■ **What is being asked**
Only lines holding the string "https" are wanted; copy each one from the material.

[Dataset records]
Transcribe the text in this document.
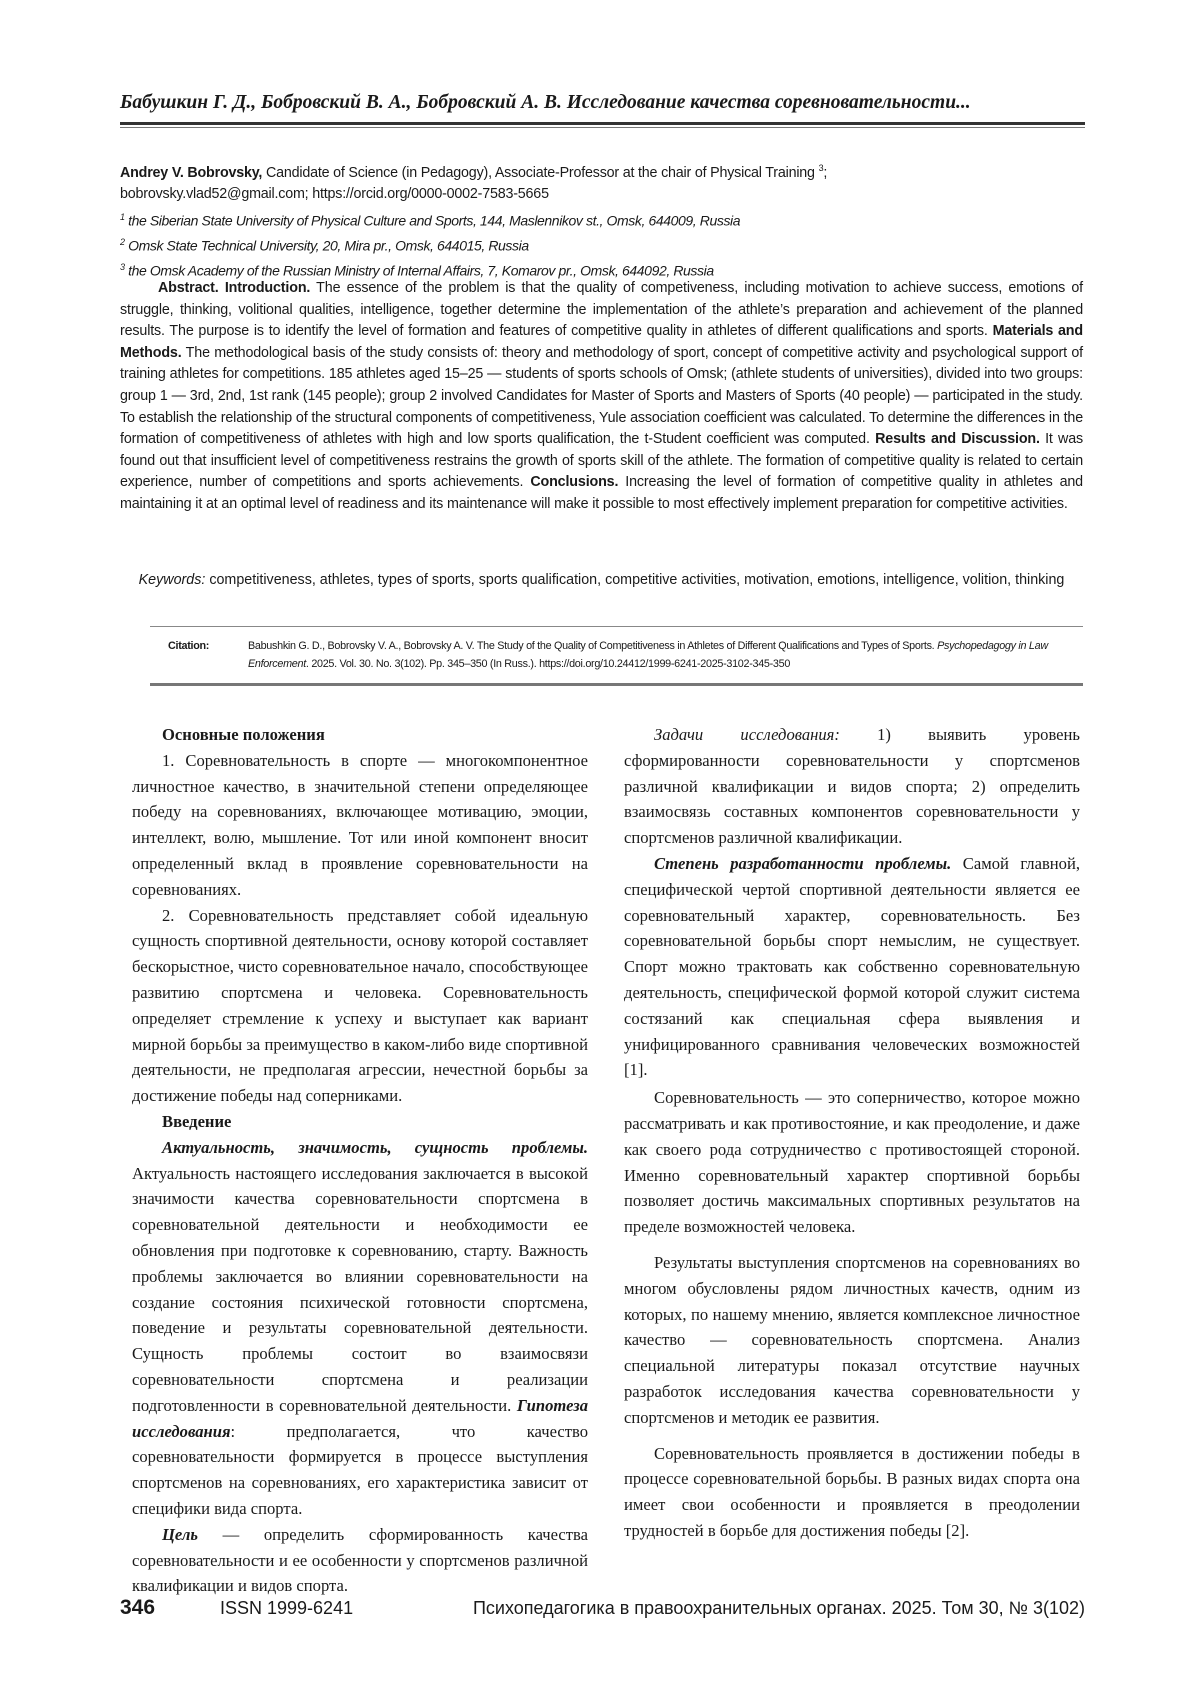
Бабушкин Г. Д., Бобровский В. А., Бобровский А. В. Исследование качества соревновательности...
Andrey V. Bobrovsky, Candidate of Science (in Pedagogy), Associate-Professor at the chair of Physical Training 3;
bobrovsky.vlad52@gmail.com; https://orcid.org/0000-0002-7583-5665
1 the Siberian State University of Physical Culture and Sports, 144, Maslennikov st., Omsk, 644009, Russia
2 Omsk State Technical University, 20, Mira pr., Omsk, 644015, Russia
3 the Omsk Academy of the Russian Ministry of Internal Affairs, 7, Komarov pr., Omsk, 644092, Russia
Abstract. Introduction. The essence of the problem is that the quality of competiveness, including motivation to achieve success, emotions of struggle, thinking, volitional qualities, intelligence, together determine the implementation of the athlete’s preparation and achievement of the planned results. The purpose is to identify the level of formation and features of competitive quality in athletes of different qualifications and sports. Materials and Methods. The methodological basis of the study consists of: theory and methodology of sport, concept of competitive activity and psychological support of training athletes for competitions. 185 athletes aged 15–25 — students of sports schools of Omsk; (athlete students of universities), divided into two groups: group 1 — 3rd, 2nd, 1st rank (145 people); group 2 involved Candidates for Master of Sports and Masters of Sports (40 people) — participated in the study. To establish the relationship of the structural components of competitiveness, Yule association coefficient was calculated. To determine the differences in the formation of competitiveness of athletes with high and low sports qualification, the t-Student coefficient was computed. Results and Discussion. It was found out that insufficient level of competitiveness restrains the growth of sports skill of the athlete. The formation of competitive quality is related to certain experience, number of competitions and sports achievements. Conclusions. Increasing the level of formation of competitive quality in athletes and maintaining it at an optimal level of readiness and its maintenance will make it possible to most effectively implement preparation for competitive activities.
Keywords: competitiveness, athletes, types of sports, sports qualification, competitive activities, motivation, emotions, intelligence, volition, thinking
Citation:	Babushkin G. D., Bobrovsky V. A., Bobrovsky A. V. The Study of the Quality of Competitiveness in Athletes of Different Qualifications and Types of Sports. Psychopedagogy in Law Enforcement. 2025. Vol. 30. No. 3(102). Pp. 345–350 (In Russ.). https://doi.org/10.24412/1999-6241-2025-3102-345-350
Основные положения

1. Соревновательность в спорте — многокомпонентное личностное качество, в значительной степени определяющее победу на соревнованиях, включающее мотивацию, эмоции, интеллект, волю, мышление. Тот или иной компонент вносит определенный вклад в проявление соревновательности на соревнованиях.

2. Соревновательность представляет собой идеальную сущность спортивной деятельности, основу которой составляет бескорыстное, чисто соревновательное начало, способствующее развитию спортсмена и человека. Соревновательность определяет стремление к успеху и выступает как вариант мирной борьбы за преимущество в каком-либо виде спортивной деятельности, не предполагая агрессии, нечестной борьбы за достижение победы над соперниками.

Введение

Актуальность, значимость, сущность проблемы. Актуальность настоящего исследования заключается в высокой значимости качества соревновательности спортсмена в соревновательной деятельности и необходимости ее обновления при подготовке к соревнованию, старту. Важность проблемы заключается во влиянии соревновательности на создание состояния психической готовности спортсмена, поведение и результаты соревновательной деятельности. Сущность проблемы состоит во взаимосвязи соревновательности спортсмена и реализации подготовленности в соревновательной деятельности. Гипотеза исследования: предполагается, что качество соревновательности формируется в процессе выступления спортсменов на соревнованиях, его характеристика зависит от специфики вида спорта.

Цель — определить сформированность качества соревновательности и ее особенности у спортсменов различной квалификации и видов спорта.

Задачи исследования: 1) выявить уровень сформированности соревновательности у спортсменов различной квалификации и видов спорта; 2) определить взаимосвязь составных компонентов соревновательности у спортсменов различной квалификации.

Степень разработанности проблемы. Самой главной, специфической чертой спортивной деятельности является ее соревновательный характер, соревновательность. Без соревновательной борьбы спорт немыслим, не существует. Спорт можно трактовать как собственно соревновательную деятельность, специфической формой которой служит система состязаний как специальная сфера выявления и унифицированного сравнивания человеческих возможностей [1].

Соревновательность — это соперничество, которое можно рассматривать и как противостояние, и как преодоление, и даже как своего рода сотрудничество с противостоящей стороной. Именно соревновательный характер спортивной борьбы позволяет достичь максимальных спортивных результатов на пределе возможностей человека.

Результаты выступления спортсменов на соревнованиях во многом обусловлены рядом личностных качеств, одним из которых, по нашему мнению, является комплексное личностное качество — соревновательность спортсмена. Анализ специальной литературы показал отсутствие научных разработок исследования качества соревновательности у спортсменов и методик ее развития.

Соревновательность проявляется в достижении победы в процессе соревновательной борьбы. В разных видах спорта она имеет свои особенности и проявляется в преодолении трудностей в борьбе для достижения победы [2].

346	ISSN 1999-6241	Психопедагогика в правоохранительных органах. 2025. Том 30, № 3(102)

■ **Result of this task**
bobrovsky.vlad52@gmail.com; https://orcid.org/0000-0002-7583-5665
Citation:	Babushkin G. D., Bobrovsky V. A., Bobrovsky A. V. The Study of the Quality of Competitiveness in Athletes of Different Qualifications and Types of Sports. Psychopedagogy in Law Enforcement. 2025. Vol. 30. No. 3(102). Pp. 345–350 (In Russ.). https://doi.org/10.24412/1999-6241-2025-3102-345-350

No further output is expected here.